# [JOB]
Every line of the records must be repeated exactly; pictures stay out.

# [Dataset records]
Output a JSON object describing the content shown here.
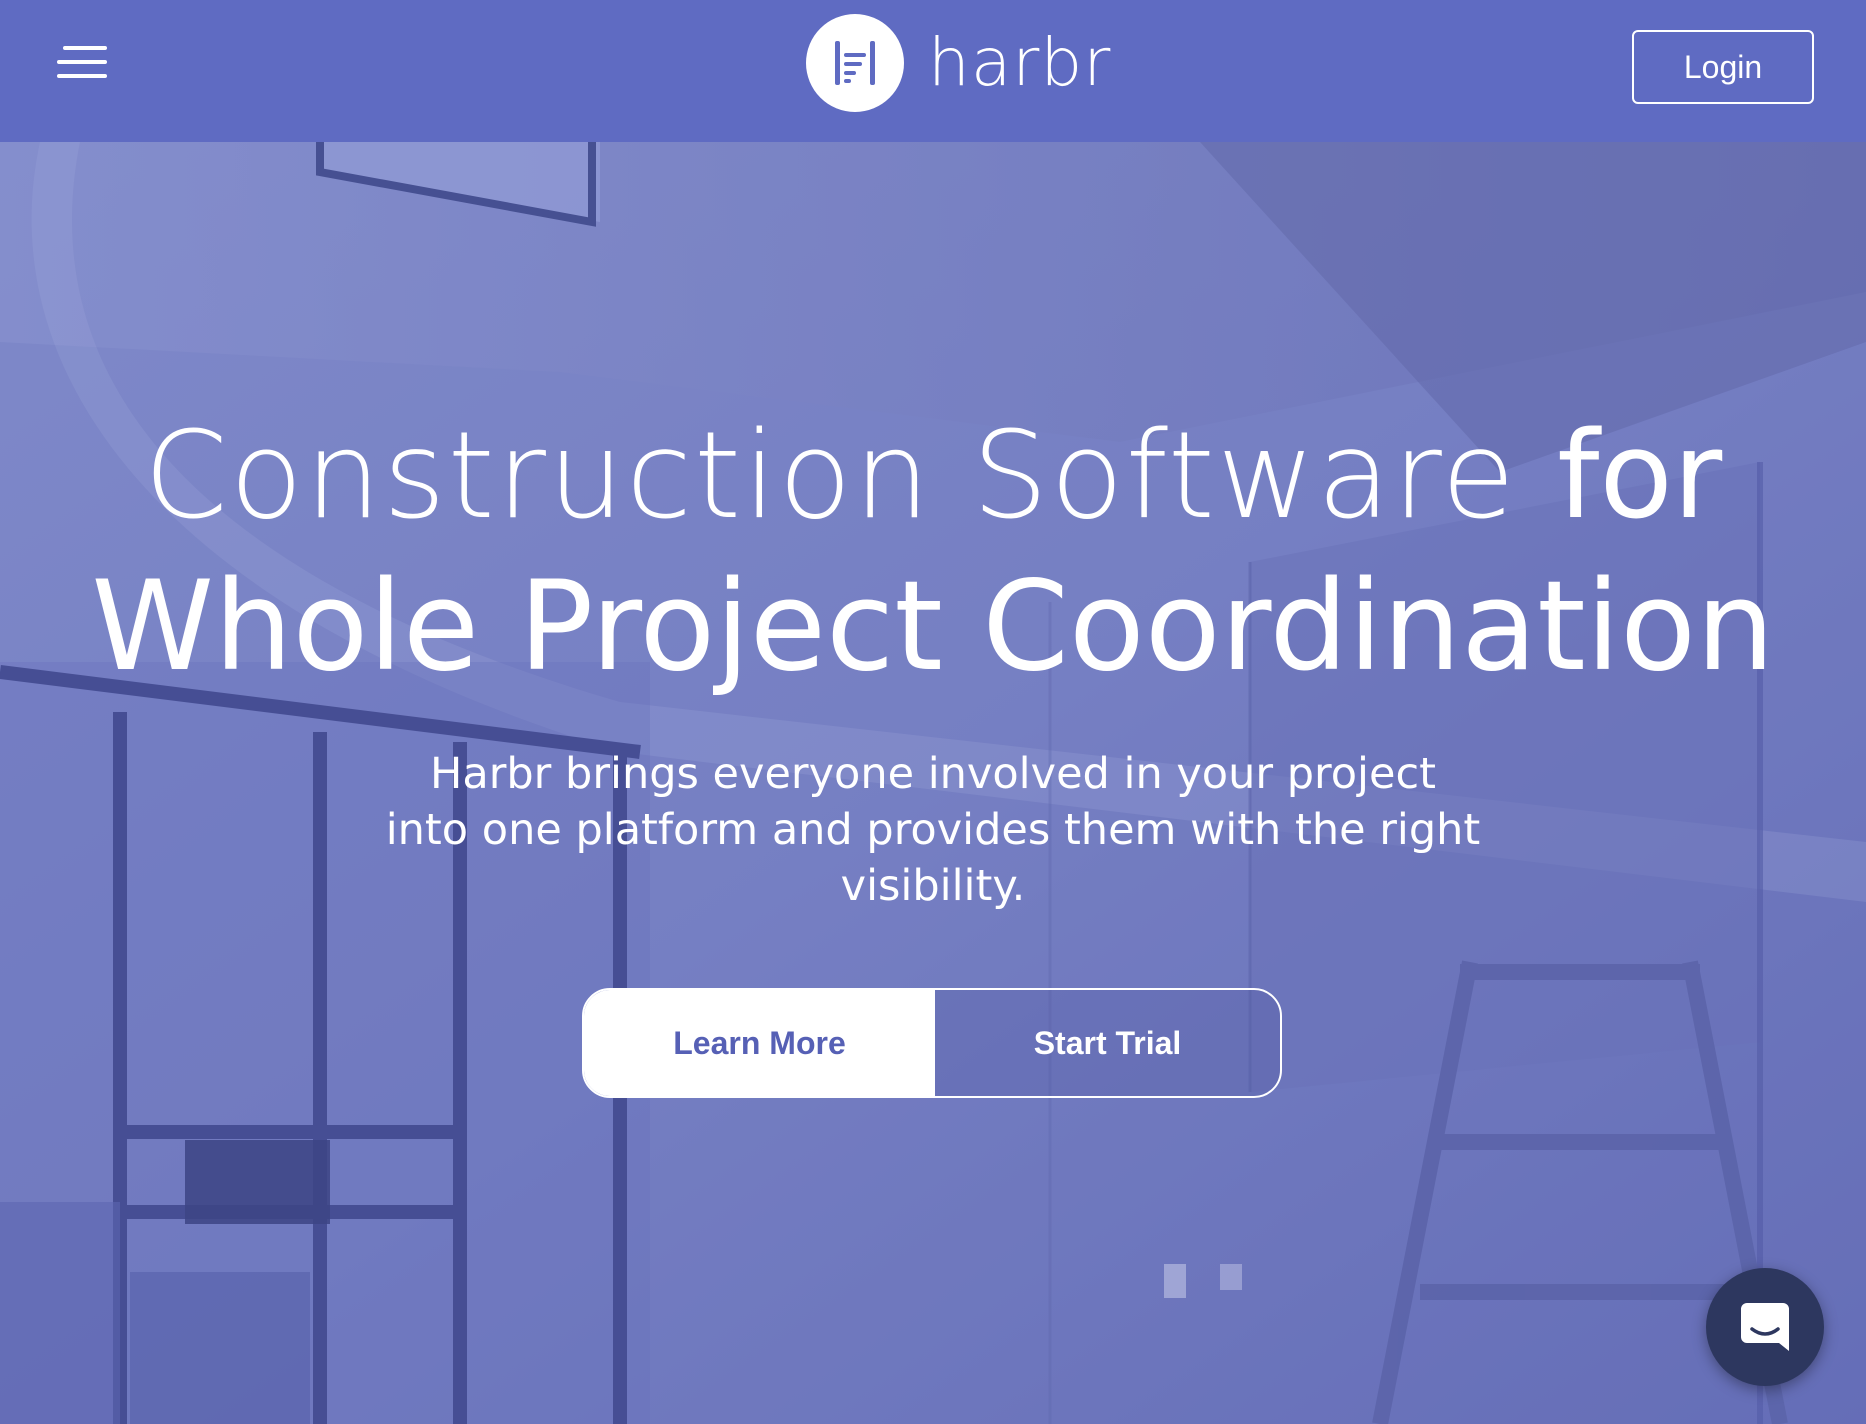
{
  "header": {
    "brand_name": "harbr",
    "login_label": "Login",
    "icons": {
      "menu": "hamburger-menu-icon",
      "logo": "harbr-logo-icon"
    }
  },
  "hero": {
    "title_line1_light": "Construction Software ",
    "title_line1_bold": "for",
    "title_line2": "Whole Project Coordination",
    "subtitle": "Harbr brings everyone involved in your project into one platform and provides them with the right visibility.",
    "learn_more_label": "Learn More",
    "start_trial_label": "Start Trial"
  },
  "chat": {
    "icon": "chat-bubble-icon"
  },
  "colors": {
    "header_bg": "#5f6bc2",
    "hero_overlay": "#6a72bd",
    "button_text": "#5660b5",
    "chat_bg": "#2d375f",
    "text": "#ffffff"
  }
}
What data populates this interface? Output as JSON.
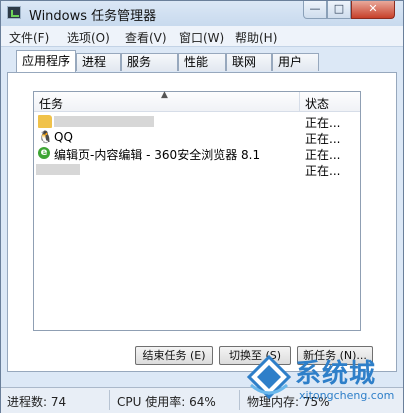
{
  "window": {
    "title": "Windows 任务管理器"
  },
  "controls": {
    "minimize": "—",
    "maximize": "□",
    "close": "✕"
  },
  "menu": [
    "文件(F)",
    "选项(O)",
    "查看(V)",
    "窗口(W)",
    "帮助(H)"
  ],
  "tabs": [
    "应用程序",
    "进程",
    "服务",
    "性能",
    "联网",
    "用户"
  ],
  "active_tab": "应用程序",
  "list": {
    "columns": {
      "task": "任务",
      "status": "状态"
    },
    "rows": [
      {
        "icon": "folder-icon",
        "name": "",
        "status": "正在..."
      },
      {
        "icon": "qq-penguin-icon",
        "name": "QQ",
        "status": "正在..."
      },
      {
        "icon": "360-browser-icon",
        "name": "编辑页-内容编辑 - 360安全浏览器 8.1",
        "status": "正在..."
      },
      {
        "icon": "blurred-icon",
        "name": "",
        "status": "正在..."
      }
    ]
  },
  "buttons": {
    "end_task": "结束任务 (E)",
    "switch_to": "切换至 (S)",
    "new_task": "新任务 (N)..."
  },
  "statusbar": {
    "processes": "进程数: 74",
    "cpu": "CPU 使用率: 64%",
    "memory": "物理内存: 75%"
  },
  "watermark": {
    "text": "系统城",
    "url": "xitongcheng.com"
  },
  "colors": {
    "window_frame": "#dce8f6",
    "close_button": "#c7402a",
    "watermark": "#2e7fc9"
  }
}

# [RESPONSE]
Output a JSON object describing the content shown here.
{
  "header": {
    "brand_name": "harbr",
    "login_label": "Login",
    "icons": {
      "menu": "hamburger-menu-icon",
      "logo": "harbr-logo-icon"
    }
  },
  "hero": {
    "title_line1_light": "Construction Software ",
    "title_line1_bold": "for",
    "title_line2": "Whole Project Coordination",
    "subtitle": "Harbr brings everyone involved in your project into one platform and provides them with the right visibility.",
    "learn_more_label": "Learn More",
    "start_trial_label": "Start Trial"
  },
  "chat": {
    "icon": "chat-bubble-icon"
  },
  "colors": {
    "header_bg": "#5f6bc2",
    "hero_overlay": "#6a72bd",
    "button_text": "#5660b5",
    "chat_bg": "#2d375f",
    "text": "#ffffff"
  }
}
What data populates this interface? Output as JSON.
{
  "window": {
    "title": "Windows 任务管理器"
  },
  "controls": {
    "minimize": "—",
    "maximize": "□",
    "close": "✕"
  },
  "menu": [
    "文件(F)",
    "选项(O)",
    "查看(V)",
    "窗口(W)",
    "帮助(H)"
  ],
  "tabs": [
    "应用程序",
    "进程",
    "服务",
    "性能",
    "联网",
    "用户"
  ],
  "active_tab": "应用程序",
  "list": {
    "columns": {
      "task": "任务",
      "status": "状态"
    },
    "rows": [
      {
        "icon": "folder-icon",
        "name": "",
        "status": "正在..."
      },
      {
        "icon": "qq-penguin-icon",
        "name": "QQ",
        "status": "正在..."
      },
      {
        "icon": "360-browser-icon",
        "name": "编辑页-内容编辑 - 360安全浏览器 8.1",
        "status": "正在..."
      },
      {
        "icon": "blurred-icon",
        "name": "",
        "status": "正在..."
      }
    ]
  },
  "buttons": {
    "end_task": "结束任务 (E)",
    "switch_to": "切换至 (S)",
    "new_task": "新任务 (N)..."
  },
  "statusbar": {
    "processes": "进程数: 74",
    "cpu": "CPU 使用率: 64%",
    "memory": "物理内存: 75%"
  },
  "watermark": {
    "text": "系统城",
    "url": "xitongcheng.com"
  },
  "colors": {
    "window_frame": "#dce8f6",
    "close_button": "#c7402a",
    "watermark": "#2e7fc9"
  }
}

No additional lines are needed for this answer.